=== What the task asks ===
Will you output all of the data below exactly, omitting the images?

#### Data excerpts

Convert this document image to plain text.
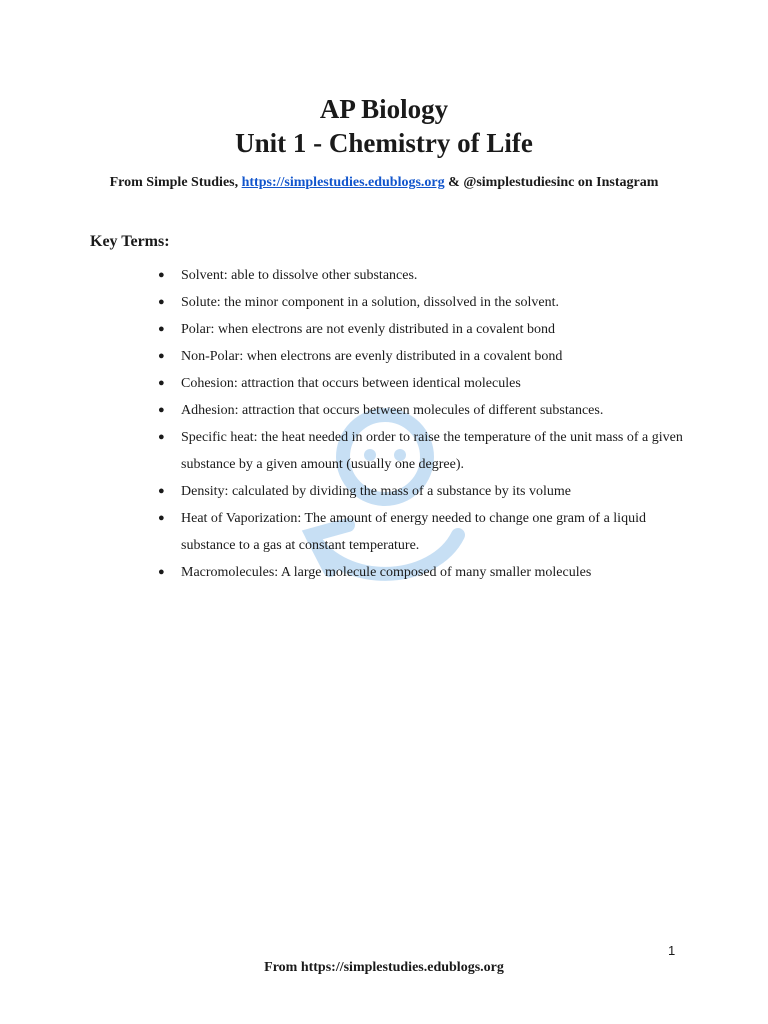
AP Biology
Unit 1 - Chemistry of Life
From Simple Studies, https://simplestudies.edublogs.org & @simplestudiesinc on Instagram
Key Terms:
● Solvent: able to dissolve other substances.
● Solute: the minor component in a solution, dissolved in the solvent.
● Polar: when electrons are not evenly distributed in a covalent bond
● Non-Polar: when electrons are evenly distributed in a covalent bond
● Cohesion: attraction that occurs between identical molecules
● Adhesion: attraction that occurs between molecules of different substances.
● Specific heat: the heat needed in order to raise the temperature of the unit mass of a given substance by a given amount (usually one degree).
● Density: calculated by dividing the mass of a substance by its volume
● Heat of Vaporization: The amount of energy needed to change one gram of a liquid substance to a gas at constant temperature.
● Macromolecules: A large molecule composed of many smaller molecules
1
From https://simplestudies.edublogs.org
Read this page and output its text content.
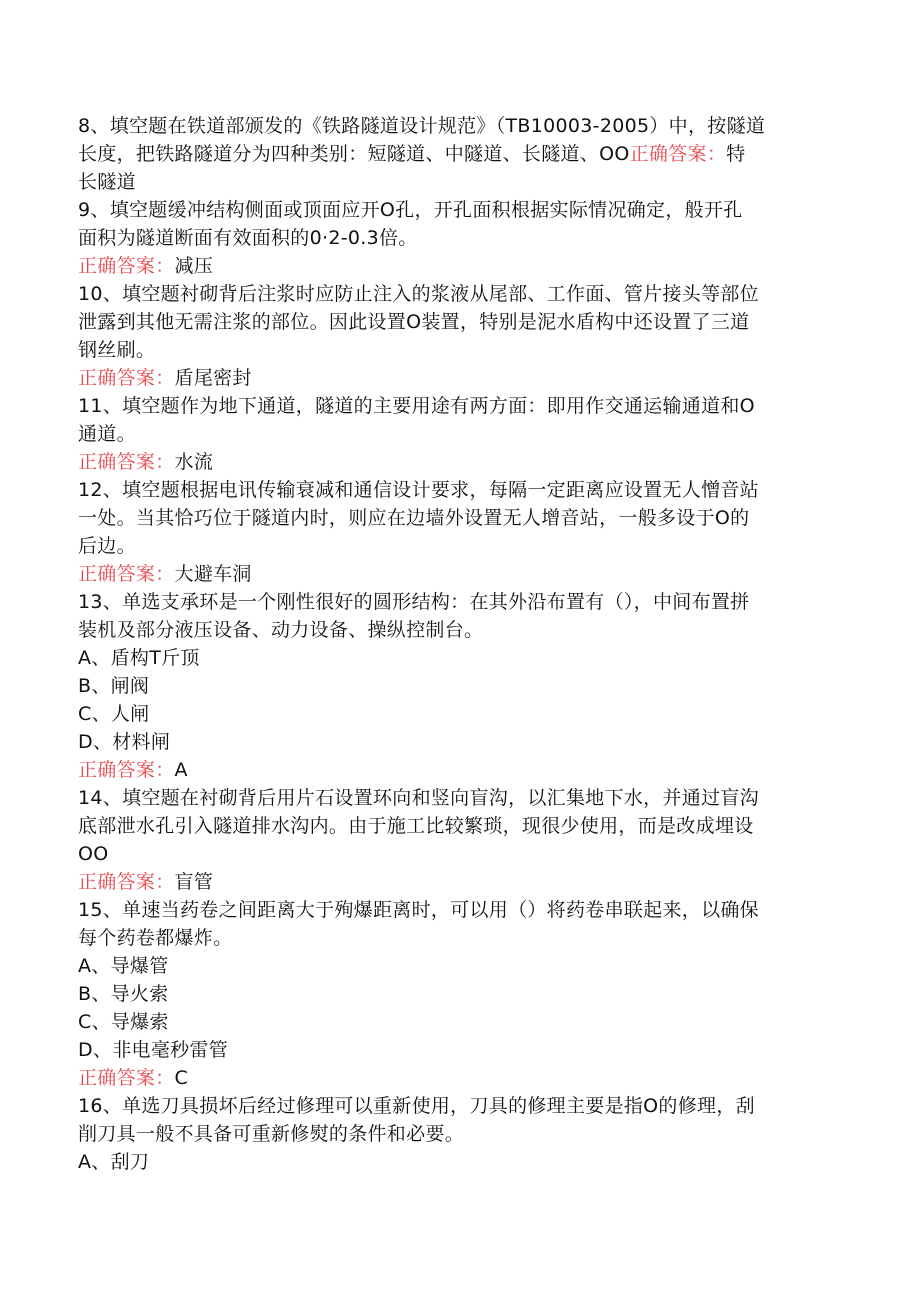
8、填空题在铁道部颁发的《铁路隧道设计规范》（TB10003-2005）中，按隧道
长度，把铁路隧道分为四种类别：短隧道、中隧道、长隧道、OO正确答案：特
长隧道
9、填空题缓冲结构侧面或顶面应开O孔，开孔面积根据实际情况确定，般开孔
面积为隧道断面有效面积的0·2-0.3倍。
正确答案：减压
10、填空题衬砌背后注浆时应防止注入的浆液从尾部、工作面、管片接头等部位
泄露到其他无需注浆的部位。因此设置O装置，特别是泥水盾构中还设置了三道
钢丝刷。
正确答案：盾尾密封
11、填空题作为地下通道，隧道的主要用途有两方面：即用作交通运输通道和O
通道。
正确答案：水流
12、填空题根据电讯传输衰减和通信设计要求，每隔一定距离应设置无人憎音站
一处。当其恰巧位于隧道内时，则应在边墙外设置无人增音站，一般多设于O的
后边。
正确答案：大避车洞
13、单选支承环是一个刚性很好的圆形结构：在其外沿布置有（），中间布置拼
装机及部分液压设备、动力设备、操纵控制台。
A、盾构T斤顶
B、闸阀
C、人闸
D、材料闸
正确答案：A
14、填空题在衬砌背后用片石设置环向和竖向盲沟，以汇集地下水，并通过盲沟
底部泄水孔引入隧道排水沟内。由于施工比较繁琐，现很少使用，而是改成埋设
OO
正确答案：盲管
15、单速当药卷之间距离大于殉爆距离时，可以用（）将药卷串联起来，以确保
每个药卷都爆炸。
A、导爆管
B、导火索
C、导爆索
D、非电毫秒雷管
正确答案：C
16、单选刀具损坏后经过修理可以重新使用，刀具的修理主要是指O的修理，刮
削刀具一般不具备可重新修熨的条件和必要。
A、刮刀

########

=== Solution for this problem ===
Convert this document image to plain text.
AP Biology
Unit 1 - Chemistry of Life
From Simple Studies, https://simplestudies.edublogs.org & @simplestudiesinc on Instagram
Key Terms:
● Solvent: able to dissolve other substances.
● Solute: the minor component in a solution, dissolved in the solvent.
● Polar: when electrons are not evenly distributed in a covalent bond
● Non-Polar: when electrons are evenly distributed in a covalent bond
● Cohesion: attraction that occurs between identical molecules
● Adhesion: attraction that occurs between molecules of different substances.
● Specific heat: the heat needed in order to raise the temperature of the unit mass of a given substance by a given amount (usually one degree).
● Density: calculated by dividing the mass of a substance by its volume
● Heat of Vaporization: The amount of energy needed to change one gram of a liquid substance to a gas at constant temperature.
● Macromolecules: A large molecule composed of many smaller molecules
1
From https://simplestudies.edublogs.org
Read this page and output its text content.
8、填空题在铁道部颁发的《铁路隧道设计规范》（TB10003-2005）中，按隧道
长度，把铁路隧道分为四种类别：短隧道、中隧道、长隧道、OO正确答案：特
长隧道
9、填空题缓冲结构侧面或顶面应开O孔，开孔面积根据实际情况确定，般开孔
面积为隧道断面有效面积的0·2-0.3倍。
正确答案：减压
10、填空题衬砌背后注浆时应防止注入的浆液从尾部、工作面、管片接头等部位
泄露到其他无需注浆的部位。因此设置O装置，特别是泥水盾构中还设置了三道
钢丝刷。
正确答案：盾尾密封
11、填空题作为地下通道，隧道的主要用途有两方面：即用作交通运输通道和O
通道。
正确答案：水流
12、填空题根据电讯传输衰减和通信设计要求，每隔一定距离应设置无人憎音站
一处。当其恰巧位于隧道内时，则应在边墙外设置无人增音站，一般多设于O的
后边。
正确答案：大避车洞
13、单选支承环是一个刚性很好的圆形结构：在其外沿布置有（），中间布置拼
装机及部分液压设备、动力设备、操纵控制台。
A、盾构T斤顶
B、闸阀
C、人闸
D、材料闸
正确答案：A
14、填空题在衬砌背后用片石设置环向和竖向盲沟，以汇集地下水，并通过盲沟
底部泄水孔引入隧道排水沟内。由于施工比较繁琐，现很少使用，而是改成埋设
OO
正确答案：盲管
15、单速当药卷之间距离大于殉爆距离时，可以用（）将药卷串联起来，以确保
每个药卷都爆炸。
A、导爆管
B、导火索
C、导爆索
D、非电毫秒雷管
正确答案：C
16、单选刀具损坏后经过修理可以重新使用，刀具的修理主要是指O的修理，刮
削刀具一般不具备可重新修熨的条件和必要。
A、刮刀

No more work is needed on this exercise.